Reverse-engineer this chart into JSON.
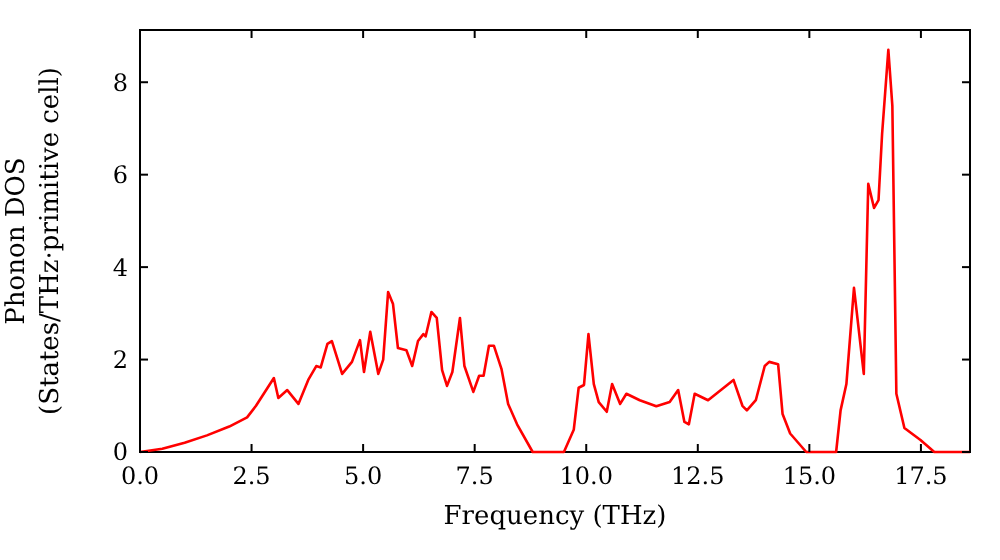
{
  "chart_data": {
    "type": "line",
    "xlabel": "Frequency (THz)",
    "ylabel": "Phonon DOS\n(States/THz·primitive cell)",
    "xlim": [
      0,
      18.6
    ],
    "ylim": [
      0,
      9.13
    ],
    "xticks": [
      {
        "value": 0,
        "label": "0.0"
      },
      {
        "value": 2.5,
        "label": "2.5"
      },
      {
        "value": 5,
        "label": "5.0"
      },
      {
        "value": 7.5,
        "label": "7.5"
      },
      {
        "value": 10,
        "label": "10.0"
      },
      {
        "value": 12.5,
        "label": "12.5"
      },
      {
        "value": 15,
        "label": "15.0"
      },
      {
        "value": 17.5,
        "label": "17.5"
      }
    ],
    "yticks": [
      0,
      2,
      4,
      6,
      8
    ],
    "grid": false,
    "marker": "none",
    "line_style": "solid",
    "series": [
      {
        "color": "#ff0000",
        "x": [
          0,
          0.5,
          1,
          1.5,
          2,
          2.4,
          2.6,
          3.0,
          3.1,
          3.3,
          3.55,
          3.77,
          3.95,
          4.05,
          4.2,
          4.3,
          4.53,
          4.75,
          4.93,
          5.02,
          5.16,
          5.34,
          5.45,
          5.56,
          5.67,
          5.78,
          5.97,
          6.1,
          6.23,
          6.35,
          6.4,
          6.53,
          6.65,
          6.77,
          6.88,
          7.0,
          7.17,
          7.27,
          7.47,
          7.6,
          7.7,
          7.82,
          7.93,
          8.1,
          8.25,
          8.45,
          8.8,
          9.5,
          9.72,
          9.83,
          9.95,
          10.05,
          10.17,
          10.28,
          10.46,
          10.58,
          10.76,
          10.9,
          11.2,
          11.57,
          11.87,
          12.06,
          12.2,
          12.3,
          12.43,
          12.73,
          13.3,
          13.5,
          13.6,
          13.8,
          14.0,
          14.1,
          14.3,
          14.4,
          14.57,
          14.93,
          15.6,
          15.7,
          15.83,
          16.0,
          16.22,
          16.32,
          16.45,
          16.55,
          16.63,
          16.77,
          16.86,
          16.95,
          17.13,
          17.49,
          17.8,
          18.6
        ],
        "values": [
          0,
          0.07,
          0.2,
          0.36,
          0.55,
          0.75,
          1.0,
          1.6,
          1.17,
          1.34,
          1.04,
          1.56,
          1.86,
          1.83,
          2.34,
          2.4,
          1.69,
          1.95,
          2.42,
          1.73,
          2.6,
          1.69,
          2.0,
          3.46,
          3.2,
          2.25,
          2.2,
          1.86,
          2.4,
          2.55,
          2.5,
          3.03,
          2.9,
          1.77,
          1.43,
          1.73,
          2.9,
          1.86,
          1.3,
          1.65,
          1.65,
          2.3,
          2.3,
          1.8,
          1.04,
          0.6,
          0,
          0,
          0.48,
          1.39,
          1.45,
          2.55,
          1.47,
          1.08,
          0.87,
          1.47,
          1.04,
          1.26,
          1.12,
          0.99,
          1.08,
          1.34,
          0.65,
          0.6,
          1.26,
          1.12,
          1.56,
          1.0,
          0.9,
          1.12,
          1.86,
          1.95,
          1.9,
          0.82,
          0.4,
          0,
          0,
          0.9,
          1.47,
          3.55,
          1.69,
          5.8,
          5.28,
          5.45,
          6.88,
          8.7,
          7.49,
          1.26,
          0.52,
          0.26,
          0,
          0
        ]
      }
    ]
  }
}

▬▬▬

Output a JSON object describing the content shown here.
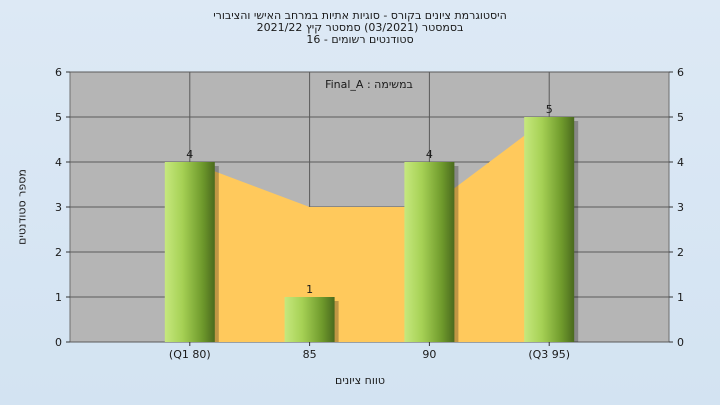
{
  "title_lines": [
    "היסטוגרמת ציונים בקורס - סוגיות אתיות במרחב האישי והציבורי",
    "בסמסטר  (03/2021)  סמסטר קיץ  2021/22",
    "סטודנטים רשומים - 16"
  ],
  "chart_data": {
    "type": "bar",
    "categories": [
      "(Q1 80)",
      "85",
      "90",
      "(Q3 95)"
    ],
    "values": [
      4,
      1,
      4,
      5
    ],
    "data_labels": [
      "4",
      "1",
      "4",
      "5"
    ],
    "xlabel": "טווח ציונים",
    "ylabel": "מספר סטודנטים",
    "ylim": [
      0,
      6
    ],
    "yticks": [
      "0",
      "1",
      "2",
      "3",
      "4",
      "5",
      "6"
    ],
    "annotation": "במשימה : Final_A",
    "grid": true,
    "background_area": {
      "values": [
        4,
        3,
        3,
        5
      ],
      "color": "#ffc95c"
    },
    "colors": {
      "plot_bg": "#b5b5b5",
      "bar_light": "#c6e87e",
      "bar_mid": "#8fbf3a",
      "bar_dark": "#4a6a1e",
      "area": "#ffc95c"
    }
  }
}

▬▬▬

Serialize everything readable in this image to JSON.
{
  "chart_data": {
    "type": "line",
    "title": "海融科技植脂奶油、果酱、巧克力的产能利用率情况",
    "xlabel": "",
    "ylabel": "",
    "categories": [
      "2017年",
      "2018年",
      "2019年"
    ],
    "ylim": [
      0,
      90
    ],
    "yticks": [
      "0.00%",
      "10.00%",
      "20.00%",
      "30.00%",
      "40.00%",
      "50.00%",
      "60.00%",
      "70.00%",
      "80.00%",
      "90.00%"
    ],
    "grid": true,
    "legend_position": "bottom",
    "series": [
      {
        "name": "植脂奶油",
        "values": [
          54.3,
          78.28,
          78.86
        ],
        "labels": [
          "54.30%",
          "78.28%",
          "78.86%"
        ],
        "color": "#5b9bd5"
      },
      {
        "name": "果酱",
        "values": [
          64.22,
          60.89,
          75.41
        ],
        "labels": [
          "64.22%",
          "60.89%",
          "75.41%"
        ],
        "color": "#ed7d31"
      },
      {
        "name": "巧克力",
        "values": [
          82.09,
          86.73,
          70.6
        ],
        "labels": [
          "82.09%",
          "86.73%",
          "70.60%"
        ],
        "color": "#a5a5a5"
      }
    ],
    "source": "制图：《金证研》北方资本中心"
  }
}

▬▬▬

WHAT THE TASK ASKS → In the records above, locate the lines holding the word "this". Copy each of them.

THE OUTPUT →
Reverse-engineer this chart into JSON.
Serialize everything readable in this image to JSON.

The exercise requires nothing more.